- Objective: Below is a block of data; give all of it again word for word.

==*==

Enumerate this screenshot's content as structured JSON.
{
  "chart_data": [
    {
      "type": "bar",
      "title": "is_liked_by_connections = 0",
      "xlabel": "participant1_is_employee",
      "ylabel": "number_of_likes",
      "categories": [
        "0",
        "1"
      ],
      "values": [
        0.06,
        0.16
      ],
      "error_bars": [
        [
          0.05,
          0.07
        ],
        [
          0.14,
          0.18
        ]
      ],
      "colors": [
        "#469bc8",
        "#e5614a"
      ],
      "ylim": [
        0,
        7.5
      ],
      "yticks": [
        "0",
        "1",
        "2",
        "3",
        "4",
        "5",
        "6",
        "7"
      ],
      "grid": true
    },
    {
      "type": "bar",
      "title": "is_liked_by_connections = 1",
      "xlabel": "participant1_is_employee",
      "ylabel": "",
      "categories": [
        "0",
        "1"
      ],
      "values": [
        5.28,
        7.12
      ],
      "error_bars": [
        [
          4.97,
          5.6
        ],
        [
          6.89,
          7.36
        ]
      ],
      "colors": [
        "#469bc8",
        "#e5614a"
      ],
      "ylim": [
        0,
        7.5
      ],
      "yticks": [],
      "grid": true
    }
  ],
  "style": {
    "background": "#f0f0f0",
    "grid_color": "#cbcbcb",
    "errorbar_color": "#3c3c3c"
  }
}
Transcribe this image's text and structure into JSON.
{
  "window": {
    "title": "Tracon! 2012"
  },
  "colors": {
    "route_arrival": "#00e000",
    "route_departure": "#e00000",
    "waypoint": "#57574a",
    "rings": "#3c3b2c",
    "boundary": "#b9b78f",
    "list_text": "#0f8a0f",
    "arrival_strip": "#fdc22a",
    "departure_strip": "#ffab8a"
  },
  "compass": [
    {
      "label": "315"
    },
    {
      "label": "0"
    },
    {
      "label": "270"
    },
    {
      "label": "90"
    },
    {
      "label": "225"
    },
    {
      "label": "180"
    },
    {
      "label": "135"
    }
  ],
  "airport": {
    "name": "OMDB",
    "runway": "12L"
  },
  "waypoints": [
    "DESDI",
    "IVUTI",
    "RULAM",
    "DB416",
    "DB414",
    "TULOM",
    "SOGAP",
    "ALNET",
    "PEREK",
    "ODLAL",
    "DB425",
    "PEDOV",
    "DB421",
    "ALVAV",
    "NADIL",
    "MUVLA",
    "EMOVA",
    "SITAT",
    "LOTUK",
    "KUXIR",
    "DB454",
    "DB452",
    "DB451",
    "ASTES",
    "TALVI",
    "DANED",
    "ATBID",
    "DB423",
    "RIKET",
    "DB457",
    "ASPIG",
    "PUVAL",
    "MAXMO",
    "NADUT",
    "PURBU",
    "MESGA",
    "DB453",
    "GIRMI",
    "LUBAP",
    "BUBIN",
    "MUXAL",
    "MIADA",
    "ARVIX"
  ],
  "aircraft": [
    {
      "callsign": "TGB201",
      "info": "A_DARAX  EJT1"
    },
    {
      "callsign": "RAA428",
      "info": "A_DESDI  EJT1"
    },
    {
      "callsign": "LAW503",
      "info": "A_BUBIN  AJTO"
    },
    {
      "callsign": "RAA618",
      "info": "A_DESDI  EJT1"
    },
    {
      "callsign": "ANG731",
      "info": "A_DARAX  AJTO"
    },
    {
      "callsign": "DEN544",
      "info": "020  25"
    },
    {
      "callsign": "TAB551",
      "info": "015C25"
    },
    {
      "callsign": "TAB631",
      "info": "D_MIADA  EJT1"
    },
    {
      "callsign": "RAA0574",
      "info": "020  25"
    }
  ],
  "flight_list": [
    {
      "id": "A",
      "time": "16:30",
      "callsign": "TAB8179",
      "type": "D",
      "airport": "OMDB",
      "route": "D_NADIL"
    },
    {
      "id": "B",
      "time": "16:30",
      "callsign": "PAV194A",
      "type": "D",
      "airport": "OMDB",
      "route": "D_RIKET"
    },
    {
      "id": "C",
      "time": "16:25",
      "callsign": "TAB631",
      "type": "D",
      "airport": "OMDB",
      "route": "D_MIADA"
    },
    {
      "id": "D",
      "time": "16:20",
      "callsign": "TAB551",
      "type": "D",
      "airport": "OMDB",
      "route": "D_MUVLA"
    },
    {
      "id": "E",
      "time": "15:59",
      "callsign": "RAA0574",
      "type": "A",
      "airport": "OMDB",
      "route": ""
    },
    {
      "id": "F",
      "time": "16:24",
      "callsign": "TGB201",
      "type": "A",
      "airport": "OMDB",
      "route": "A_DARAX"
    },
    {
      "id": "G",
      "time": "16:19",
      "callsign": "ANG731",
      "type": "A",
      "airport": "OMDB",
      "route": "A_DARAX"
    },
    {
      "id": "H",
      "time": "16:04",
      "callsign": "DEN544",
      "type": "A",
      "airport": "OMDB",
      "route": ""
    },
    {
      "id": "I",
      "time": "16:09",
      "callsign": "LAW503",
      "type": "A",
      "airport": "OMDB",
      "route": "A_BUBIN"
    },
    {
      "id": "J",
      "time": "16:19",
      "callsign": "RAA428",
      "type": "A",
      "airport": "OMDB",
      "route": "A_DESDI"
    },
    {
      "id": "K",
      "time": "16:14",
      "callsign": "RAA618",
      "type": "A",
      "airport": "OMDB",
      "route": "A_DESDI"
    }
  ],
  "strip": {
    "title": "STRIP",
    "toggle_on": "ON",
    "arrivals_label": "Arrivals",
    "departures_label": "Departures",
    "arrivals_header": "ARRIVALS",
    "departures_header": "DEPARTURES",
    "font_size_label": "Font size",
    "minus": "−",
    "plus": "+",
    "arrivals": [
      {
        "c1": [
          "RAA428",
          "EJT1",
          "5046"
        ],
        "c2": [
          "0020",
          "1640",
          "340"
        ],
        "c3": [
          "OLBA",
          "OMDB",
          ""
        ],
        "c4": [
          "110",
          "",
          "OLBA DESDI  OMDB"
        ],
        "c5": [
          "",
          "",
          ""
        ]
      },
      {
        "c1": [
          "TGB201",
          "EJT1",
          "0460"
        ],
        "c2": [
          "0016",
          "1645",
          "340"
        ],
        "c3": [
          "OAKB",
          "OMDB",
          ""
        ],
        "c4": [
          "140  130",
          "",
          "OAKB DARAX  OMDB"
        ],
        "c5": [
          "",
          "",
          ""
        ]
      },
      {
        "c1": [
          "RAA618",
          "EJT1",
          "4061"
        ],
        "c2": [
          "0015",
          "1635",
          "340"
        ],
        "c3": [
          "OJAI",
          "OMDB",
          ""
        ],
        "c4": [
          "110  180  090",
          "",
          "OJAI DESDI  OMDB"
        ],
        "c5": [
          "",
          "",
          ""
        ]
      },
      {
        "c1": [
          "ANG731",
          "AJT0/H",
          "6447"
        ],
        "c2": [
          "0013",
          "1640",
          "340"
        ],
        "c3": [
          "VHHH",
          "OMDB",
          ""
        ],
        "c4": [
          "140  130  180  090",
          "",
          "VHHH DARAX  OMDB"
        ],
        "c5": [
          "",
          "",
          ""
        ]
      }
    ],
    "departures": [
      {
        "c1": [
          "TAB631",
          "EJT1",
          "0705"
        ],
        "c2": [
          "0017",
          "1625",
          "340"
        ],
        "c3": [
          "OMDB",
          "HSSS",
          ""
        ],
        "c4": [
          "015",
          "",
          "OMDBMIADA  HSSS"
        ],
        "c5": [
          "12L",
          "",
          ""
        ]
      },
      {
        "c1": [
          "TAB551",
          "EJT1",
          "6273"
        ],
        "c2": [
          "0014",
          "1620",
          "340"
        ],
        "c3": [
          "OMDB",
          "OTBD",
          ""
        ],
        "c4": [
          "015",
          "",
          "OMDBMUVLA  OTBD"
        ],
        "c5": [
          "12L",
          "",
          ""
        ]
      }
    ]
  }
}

==*==

- Output for this exercise:
Enumerate this screenshot's content as structured JSON.
{
  "chart_data": [
    {
      "type": "bar",
      "title": "is_liked_by_connections = 0",
      "xlabel": "participant1_is_employee",
      "ylabel": "number_of_likes",
      "categories": [
        "0",
        "1"
      ],
      "values": [
        0.06,
        0.16
      ],
      "error_bars": [
        [
          0.05,
          0.07
        ],
        [
          0.14,
          0.18
        ]
      ],
      "colors": [
        "#469bc8",
        "#e5614a"
      ],
      "ylim": [
        0,
        7.5
      ],
      "yticks": [
        "0",
        "1",
        "2",
        "3",
        "4",
        "5",
        "6",
        "7"
      ],
      "grid": true
    },
    {
      "type": "bar",
      "title": "is_liked_by_connections = 1",
      "xlabel": "participant1_is_employee",
      "ylabel": "",
      "categories": [
        "0",
        "1"
      ],
      "values": [
        5.28,
        7.12
      ],
      "error_bars": [
        [
          4.97,
          5.6
        ],
        [
          6.89,
          7.36
        ]
      ],
      "colors": [
        "#469bc8",
        "#e5614a"
      ],
      "ylim": [
        0,
        7.5
      ],
      "yticks": [],
      "grid": true
    }
  ],
  "style": {
    "background": "#f0f0f0",
    "grid_color": "#cbcbcb",
    "errorbar_color": "#3c3c3c"
  }
}
Transcribe this image's text and structure into JSON.
{
  "window": {
    "title": "Tracon! 2012"
  },
  "colors": {
    "route_arrival": "#00e000",
    "route_departure": "#e00000",
    "waypoint": "#57574a",
    "rings": "#3c3b2c",
    "boundary": "#b9b78f",
    "list_text": "#0f8a0f",
    "arrival_strip": "#fdc22a",
    "departure_strip": "#ffab8a"
  },
  "compass": [
    {
      "label": "315"
    },
    {
      "label": "0"
    },
    {
      "label": "270"
    },
    {
      "label": "90"
    },
    {
      "label": "225"
    },
    {
      "label": "180"
    },
    {
      "label": "135"
    }
  ],
  "airport": {
    "name": "OMDB",
    "runway": "12L"
  },
  "waypoints": [
    "DESDI",
    "IVUTI",
    "RULAM",
    "DB416",
    "DB414",
    "TULOM",
    "SOGAP",
    "ALNET",
    "PEREK",
    "ODLAL",
    "DB425",
    "PEDOV",
    "DB421",
    "ALVAV",
    "NADIL",
    "MUVLA",
    "EMOVA",
    "SITAT",
    "LOTUK",
    "KUXIR",
    "DB454",
    "DB452",
    "DB451",
    "ASTES",
    "TALVI",
    "DANED",
    "ATBID",
    "DB423",
    "RIKET",
    "DB457",
    "ASPIG",
    "PUVAL",
    "MAXMO",
    "NADUT",
    "PURBU",
    "MESGA",
    "DB453",
    "GIRMI",
    "LUBAP",
    "BUBIN",
    "MUXAL",
    "MIADA",
    "ARVIX"
  ],
  "aircraft": [
    {
      "callsign": "TGB201",
      "info": "A_DARAX  EJT1"
    },
    {
      "callsign": "RAA428",
      "info": "A_DESDI  EJT1"
    },
    {
      "callsign": "LAW503",
      "info": "A_BUBIN  AJTO"
    },
    {
      "callsign": "RAA618",
      "info": "A_DESDI  EJT1"
    },
    {
      "callsign": "ANG731",
      "info": "A_DARAX  AJTO"
    },
    {
      "callsign": "DEN544",
      "info": "020  25"
    },
    {
      "callsign": "TAB551",
      "info": "015C25"
    },
    {
      "callsign": "TAB631",
      "info": "D_MIADA  EJT1"
    },
    {
      "callsign": "RAA0574",
      "info": "020  25"
    }
  ],
  "flight_list": [
    {
      "id": "A",
      "time": "16:30",
      "callsign": "TAB8179",
      "type": "D",
      "airport": "OMDB",
      "route": "D_NADIL"
    },
    {
      "id": "B",
      "time": "16:30",
      "callsign": "PAV194A",
      "type": "D",
      "airport": "OMDB",
      "route": "D_RIKET"
    },
    {
      "id": "C",
      "time": "16:25",
      "callsign": "TAB631",
      "type": "D",
      "airport": "OMDB",
      "route": "D_MIADA"
    },
    {
      "id": "D",
      "time": "16:20",
      "callsign": "TAB551",
      "type": "D",
      "airport": "OMDB",
      "route": "D_MUVLA"
    },
    {
      "id": "E",
      "time": "15:59",
      "callsign": "RAA0574",
      "type": "A",
      "airport": "OMDB",
      "route": ""
    },
    {
      "id": "F",
      "time": "16:24",
      "callsign": "TGB201",
      "type": "A",
      "airport": "OMDB",
      "route": "A_DARAX"
    },
    {
      "id": "G",
      "time": "16:19",
      "callsign": "ANG731",
      "type": "A",
      "airport": "OMDB",
      "route": "A_DARAX"
    },
    {
      "id": "H",
      "time": "16:04",
      "callsign": "DEN544",
      "type": "A",
      "airport": "OMDB",
      "route": ""
    },
    {
      "id": "I",
      "time": "16:09",
      "callsign": "LAW503",
      "type": "A",
      "airport": "OMDB",
      "route": "A_BUBIN"
    },
    {
      "id": "J",
      "time": "16:19",
      "callsign": "RAA428",
      "type": "A",
      "airport": "OMDB",
      "route": "A_DESDI"
    },
    {
      "id": "K",
      "time": "16:14",
      "callsign": "RAA618",
      "type": "A",
      "airport": "OMDB",
      "route": "A_DESDI"
    }
  ],
  "strip": {
    "title": "STRIP",
    "toggle_on": "ON",
    "arrivals_label": "Arrivals",
    "departures_label": "Departures",
    "arrivals_header": "ARRIVALS",
    "departures_header": "DEPARTURES",
    "font_size_label": "Font size",
    "minus": "−",
    "plus": "+",
    "arrivals": [
      {
        "c1": [
          "RAA428",
          "EJT1",
          "5046"
        ],
        "c2": [
          "0020",
          "1640",
          "340"
        ],
        "c3": [
          "OLBA",
          "OMDB",
          ""
        ],
        "c4": [
          "110",
          "",
          "OLBA DESDI  OMDB"
        ],
        "c5": [
          "",
          "",
          ""
        ]
      },
      {
        "c1": [
          "TGB201",
          "EJT1",
          "0460"
        ],
        "c2": [
          "0016",
          "1645",
          "340"
        ],
        "c3": [
          "OAKB",
          "OMDB",
          ""
        ],
        "c4": [
          "140  130",
          "",
          "OAKB DARAX  OMDB"
        ],
        "c5": [
          "",
          "",
          ""
        ]
      },
      {
        "c1": [
          "RAA618",
          "EJT1",
          "4061"
        ],
        "c2": [
          "0015",
          "1635",
          "340"
        ],
        "c3": [
          "OJAI",
          "OMDB",
          ""
        ],
        "c4": [
          "110  180  090",
          "",
          "OJAI DESDI  OMDB"
        ],
        "c5": [
          "",
          "",
          ""
        ]
      },
      {
        "c1": [
          "ANG731",
          "AJT0/H",
          "6447"
        ],
        "c2": [
          "0013",
          "1640",
          "340"
        ],
        "c3": [
          "VHHH",
          "OMDB",
          ""
        ],
        "c4": [
          "140  130  180  090",
          "",
          "VHHH DARAX  OMDB"
        ],
        "c5": [
          "",
          "",
          ""
        ]
      }
    ],
    "departures": [
      {
        "c1": [
          "TAB631",
          "EJT1",
          "0705"
        ],
        "c2": [
          "0017",
          "1625",
          "340"
        ],
        "c3": [
          "OMDB",
          "HSSS",
          ""
        ],
        "c4": [
          "015",
          "",
          "OMDBMIADA  HSSS"
        ],
        "c5": [
          "12L",
          "",
          ""
        ]
      },
      {
        "c1": [
          "TAB551",
          "EJT1",
          "6273"
        ],
        "c2": [
          "0014",
          "1620",
          "340"
        ],
        "c3": [
          "OMDB",
          "OTBD",
          ""
        ],
        "c4": [
          "015",
          "",
          "OMDBMUVLA  OTBD"
        ],
        "c5": [
          "12L",
          "",
          ""
        ]
      }
    ]
  }
}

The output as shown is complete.